> [WHAT YOU NEED TO DO]: Search the data below for the string "small". Extract every line that contains it.

**** RECORDS SHOWN ****

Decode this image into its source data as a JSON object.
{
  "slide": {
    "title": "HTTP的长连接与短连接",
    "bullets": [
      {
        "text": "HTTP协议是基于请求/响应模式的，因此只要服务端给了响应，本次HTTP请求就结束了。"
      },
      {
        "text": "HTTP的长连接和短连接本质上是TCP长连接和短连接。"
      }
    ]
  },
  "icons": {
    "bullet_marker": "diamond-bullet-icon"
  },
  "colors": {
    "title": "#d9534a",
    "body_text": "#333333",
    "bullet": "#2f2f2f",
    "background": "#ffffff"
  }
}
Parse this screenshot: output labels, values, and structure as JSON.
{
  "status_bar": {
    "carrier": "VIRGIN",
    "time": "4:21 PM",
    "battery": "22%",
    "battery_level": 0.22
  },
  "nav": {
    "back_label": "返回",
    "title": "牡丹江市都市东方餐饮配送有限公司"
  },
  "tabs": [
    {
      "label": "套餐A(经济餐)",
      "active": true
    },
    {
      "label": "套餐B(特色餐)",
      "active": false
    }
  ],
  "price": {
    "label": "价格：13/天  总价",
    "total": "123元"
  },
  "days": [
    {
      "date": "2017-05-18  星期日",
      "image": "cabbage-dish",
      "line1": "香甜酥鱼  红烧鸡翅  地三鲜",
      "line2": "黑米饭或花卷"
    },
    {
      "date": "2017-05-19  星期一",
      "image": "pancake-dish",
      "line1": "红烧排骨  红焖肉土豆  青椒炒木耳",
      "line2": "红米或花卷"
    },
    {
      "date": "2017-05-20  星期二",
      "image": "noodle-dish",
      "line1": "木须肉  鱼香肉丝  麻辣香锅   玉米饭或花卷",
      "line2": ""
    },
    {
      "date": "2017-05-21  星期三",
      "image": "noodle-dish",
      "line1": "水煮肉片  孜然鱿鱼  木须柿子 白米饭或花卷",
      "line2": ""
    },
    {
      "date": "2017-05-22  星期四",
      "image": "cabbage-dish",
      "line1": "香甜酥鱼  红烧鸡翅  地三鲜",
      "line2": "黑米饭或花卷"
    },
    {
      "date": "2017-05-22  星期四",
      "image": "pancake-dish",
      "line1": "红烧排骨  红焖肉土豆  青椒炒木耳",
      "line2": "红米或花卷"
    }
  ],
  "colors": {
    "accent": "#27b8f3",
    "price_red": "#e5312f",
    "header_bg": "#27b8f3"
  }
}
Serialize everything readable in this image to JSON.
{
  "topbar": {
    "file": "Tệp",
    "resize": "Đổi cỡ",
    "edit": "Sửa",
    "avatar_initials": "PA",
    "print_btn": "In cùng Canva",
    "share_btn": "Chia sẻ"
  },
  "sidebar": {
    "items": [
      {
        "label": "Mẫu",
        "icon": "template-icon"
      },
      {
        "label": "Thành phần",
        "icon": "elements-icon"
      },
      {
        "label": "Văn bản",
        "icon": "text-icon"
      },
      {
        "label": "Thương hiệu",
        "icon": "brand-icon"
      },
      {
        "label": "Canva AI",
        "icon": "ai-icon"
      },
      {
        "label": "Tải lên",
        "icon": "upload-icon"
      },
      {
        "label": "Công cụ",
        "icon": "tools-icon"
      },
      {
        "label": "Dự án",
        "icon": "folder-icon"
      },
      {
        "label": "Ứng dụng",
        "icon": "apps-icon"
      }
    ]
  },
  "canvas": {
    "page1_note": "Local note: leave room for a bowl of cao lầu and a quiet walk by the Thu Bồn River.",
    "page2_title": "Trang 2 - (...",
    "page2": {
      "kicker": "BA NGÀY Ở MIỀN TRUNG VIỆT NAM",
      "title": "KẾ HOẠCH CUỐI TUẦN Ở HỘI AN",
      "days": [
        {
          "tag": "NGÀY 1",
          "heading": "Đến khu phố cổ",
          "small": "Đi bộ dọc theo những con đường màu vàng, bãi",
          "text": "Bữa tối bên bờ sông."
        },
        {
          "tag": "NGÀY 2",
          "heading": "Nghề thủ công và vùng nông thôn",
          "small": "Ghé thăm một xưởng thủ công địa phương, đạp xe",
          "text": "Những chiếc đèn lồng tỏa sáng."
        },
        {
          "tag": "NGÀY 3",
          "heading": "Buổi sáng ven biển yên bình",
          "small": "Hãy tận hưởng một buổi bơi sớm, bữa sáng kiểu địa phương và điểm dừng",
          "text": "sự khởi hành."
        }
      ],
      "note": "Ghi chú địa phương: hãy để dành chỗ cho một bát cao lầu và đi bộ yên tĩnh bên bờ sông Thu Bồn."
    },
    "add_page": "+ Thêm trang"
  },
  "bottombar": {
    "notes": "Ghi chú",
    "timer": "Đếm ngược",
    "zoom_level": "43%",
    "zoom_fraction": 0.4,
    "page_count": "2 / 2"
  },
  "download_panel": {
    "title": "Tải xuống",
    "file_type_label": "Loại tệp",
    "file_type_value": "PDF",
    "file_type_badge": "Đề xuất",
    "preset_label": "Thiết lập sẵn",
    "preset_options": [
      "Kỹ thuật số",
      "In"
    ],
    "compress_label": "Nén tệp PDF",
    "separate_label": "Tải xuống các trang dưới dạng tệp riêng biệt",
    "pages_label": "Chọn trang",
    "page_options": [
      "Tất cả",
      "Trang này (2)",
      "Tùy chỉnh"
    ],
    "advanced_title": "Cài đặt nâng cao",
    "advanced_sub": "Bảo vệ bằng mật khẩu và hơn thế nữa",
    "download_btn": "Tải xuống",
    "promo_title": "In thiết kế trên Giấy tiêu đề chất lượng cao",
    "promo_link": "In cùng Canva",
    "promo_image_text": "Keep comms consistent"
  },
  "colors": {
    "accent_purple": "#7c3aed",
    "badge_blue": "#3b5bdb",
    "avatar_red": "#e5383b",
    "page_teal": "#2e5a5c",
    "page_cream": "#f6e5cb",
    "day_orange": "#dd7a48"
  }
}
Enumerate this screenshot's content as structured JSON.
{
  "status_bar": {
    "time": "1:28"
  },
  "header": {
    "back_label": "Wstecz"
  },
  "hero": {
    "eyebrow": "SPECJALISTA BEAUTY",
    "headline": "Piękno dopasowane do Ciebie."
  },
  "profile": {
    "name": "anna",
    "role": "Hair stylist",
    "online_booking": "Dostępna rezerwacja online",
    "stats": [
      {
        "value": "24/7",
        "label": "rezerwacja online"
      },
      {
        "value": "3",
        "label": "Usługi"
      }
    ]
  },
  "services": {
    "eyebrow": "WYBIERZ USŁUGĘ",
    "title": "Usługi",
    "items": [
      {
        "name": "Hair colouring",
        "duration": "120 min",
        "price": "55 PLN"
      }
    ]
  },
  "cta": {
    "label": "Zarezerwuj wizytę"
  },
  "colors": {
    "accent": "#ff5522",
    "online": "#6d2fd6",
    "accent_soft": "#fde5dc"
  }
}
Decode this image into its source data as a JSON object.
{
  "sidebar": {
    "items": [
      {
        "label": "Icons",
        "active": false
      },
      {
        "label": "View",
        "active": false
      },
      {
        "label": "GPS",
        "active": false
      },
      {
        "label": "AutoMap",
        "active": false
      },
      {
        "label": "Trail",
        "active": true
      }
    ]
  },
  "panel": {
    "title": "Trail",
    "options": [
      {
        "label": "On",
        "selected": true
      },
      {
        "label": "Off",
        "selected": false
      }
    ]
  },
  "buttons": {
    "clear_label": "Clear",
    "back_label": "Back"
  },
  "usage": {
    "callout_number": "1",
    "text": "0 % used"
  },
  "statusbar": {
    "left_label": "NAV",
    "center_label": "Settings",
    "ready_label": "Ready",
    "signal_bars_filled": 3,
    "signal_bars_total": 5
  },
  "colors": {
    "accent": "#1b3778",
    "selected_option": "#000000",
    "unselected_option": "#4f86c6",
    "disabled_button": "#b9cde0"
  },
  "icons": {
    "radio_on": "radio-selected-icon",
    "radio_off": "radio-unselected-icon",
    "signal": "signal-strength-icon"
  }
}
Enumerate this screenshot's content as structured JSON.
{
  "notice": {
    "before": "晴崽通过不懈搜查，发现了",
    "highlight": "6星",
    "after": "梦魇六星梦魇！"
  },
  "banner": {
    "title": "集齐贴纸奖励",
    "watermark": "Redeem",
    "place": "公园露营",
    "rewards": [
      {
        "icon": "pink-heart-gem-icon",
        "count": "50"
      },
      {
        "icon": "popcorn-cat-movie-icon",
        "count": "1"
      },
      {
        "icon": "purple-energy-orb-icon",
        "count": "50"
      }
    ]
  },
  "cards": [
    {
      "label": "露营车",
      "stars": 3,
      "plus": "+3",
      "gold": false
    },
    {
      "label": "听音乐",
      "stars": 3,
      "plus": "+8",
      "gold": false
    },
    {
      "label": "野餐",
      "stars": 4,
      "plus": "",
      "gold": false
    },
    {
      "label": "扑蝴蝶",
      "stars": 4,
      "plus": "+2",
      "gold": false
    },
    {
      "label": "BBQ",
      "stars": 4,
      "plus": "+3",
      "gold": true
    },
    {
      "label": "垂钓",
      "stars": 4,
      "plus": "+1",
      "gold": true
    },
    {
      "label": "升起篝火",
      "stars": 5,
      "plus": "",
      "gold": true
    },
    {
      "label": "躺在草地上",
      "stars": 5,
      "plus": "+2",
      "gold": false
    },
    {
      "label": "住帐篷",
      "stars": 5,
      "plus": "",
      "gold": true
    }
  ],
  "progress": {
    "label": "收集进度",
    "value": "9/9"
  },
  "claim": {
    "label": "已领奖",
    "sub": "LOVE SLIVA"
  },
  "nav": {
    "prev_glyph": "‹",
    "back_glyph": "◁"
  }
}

****

> [RESPONSE FOR THIS EXERCISE]:
          "small": "Đi bộ dọc theo những con đường màu vàng, bãi",
          "small": "Ghé thăm một xưởng thủ công địa phương, đạp xe",
          "small": "Hãy tận hưởng một buổi bơi sớm, bữa sáng kiểu địa phương và điểm dừng",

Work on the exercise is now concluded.